* **INPUT ROWS**:
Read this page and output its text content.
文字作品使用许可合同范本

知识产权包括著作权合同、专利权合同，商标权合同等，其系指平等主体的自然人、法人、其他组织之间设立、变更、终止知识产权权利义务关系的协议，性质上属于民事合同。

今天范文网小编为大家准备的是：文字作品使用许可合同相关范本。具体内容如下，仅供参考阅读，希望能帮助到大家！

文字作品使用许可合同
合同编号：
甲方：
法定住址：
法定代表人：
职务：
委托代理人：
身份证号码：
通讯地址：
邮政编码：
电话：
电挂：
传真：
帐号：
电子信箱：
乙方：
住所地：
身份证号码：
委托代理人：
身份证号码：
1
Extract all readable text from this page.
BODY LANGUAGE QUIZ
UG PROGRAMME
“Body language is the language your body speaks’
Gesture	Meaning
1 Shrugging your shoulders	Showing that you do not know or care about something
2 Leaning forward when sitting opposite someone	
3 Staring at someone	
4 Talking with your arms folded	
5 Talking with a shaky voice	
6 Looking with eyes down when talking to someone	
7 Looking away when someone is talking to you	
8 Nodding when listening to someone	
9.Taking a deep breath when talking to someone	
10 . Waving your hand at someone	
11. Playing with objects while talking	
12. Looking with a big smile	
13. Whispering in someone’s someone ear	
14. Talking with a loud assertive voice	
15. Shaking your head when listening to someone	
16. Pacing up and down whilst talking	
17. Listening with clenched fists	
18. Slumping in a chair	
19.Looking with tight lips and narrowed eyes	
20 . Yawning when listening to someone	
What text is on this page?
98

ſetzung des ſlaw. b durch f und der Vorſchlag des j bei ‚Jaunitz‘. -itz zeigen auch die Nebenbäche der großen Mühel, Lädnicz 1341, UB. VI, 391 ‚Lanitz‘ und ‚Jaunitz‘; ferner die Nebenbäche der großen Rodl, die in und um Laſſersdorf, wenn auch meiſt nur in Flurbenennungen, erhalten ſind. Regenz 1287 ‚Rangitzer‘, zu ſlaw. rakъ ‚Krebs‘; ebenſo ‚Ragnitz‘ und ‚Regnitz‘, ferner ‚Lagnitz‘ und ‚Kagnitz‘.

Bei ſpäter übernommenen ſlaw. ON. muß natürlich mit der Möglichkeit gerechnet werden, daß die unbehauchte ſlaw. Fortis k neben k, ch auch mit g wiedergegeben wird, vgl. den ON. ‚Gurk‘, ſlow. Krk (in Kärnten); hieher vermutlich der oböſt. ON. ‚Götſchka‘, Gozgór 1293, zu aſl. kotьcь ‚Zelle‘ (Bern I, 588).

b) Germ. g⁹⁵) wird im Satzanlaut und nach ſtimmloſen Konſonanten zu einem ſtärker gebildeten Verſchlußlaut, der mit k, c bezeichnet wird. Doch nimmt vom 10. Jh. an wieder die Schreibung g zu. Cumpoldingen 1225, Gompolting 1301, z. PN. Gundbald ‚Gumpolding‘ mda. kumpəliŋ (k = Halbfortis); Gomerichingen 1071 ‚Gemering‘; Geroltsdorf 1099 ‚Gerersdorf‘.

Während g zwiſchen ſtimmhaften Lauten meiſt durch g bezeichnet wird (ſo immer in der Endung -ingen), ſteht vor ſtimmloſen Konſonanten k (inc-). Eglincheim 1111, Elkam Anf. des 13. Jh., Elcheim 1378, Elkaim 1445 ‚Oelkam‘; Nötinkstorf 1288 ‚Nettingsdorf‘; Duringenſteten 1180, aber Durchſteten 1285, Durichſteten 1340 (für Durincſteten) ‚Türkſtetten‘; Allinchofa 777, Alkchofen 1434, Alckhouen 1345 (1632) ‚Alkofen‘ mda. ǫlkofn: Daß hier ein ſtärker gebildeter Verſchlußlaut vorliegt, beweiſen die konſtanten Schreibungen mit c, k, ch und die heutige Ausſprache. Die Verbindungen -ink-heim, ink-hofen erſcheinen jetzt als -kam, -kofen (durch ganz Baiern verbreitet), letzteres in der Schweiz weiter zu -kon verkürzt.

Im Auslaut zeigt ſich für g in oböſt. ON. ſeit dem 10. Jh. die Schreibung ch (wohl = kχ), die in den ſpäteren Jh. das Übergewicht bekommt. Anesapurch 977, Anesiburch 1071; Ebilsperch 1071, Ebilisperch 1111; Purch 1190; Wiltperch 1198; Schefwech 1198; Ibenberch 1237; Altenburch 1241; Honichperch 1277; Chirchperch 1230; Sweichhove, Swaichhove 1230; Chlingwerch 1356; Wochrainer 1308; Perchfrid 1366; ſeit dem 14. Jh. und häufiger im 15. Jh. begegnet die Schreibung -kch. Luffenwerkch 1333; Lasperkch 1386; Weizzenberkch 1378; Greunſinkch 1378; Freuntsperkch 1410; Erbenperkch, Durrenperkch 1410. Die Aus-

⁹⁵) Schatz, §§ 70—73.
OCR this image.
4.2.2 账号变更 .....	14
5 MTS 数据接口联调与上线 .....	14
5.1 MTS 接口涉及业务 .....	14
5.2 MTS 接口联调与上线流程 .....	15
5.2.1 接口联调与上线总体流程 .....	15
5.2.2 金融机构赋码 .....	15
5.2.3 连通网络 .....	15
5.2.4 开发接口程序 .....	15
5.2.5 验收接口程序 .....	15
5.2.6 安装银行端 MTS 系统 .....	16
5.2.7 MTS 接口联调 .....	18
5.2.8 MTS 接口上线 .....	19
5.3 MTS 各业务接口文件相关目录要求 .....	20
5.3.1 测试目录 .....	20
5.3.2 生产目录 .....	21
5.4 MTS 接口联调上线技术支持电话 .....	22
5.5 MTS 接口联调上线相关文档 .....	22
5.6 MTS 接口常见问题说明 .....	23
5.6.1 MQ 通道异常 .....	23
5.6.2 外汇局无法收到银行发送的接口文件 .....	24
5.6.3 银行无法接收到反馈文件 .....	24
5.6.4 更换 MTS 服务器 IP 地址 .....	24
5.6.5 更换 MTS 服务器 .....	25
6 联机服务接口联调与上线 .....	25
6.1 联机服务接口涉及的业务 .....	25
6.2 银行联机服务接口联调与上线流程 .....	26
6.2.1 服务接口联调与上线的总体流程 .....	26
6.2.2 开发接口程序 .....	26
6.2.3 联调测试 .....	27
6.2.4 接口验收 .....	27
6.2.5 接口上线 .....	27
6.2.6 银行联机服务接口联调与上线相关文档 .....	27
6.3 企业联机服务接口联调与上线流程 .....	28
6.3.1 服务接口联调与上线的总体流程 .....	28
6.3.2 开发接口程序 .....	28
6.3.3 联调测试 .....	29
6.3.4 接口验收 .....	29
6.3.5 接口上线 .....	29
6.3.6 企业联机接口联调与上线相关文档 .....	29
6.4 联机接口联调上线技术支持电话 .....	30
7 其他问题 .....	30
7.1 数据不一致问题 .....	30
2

* **EXERCISE OBJECTIVE**: Above are the records. Identify each line that contains the word "this".

* **TASK OUTPUT**:
Read this page and output its text content.
Extract all readable text from this page.
What text is on this page?
OCR this image.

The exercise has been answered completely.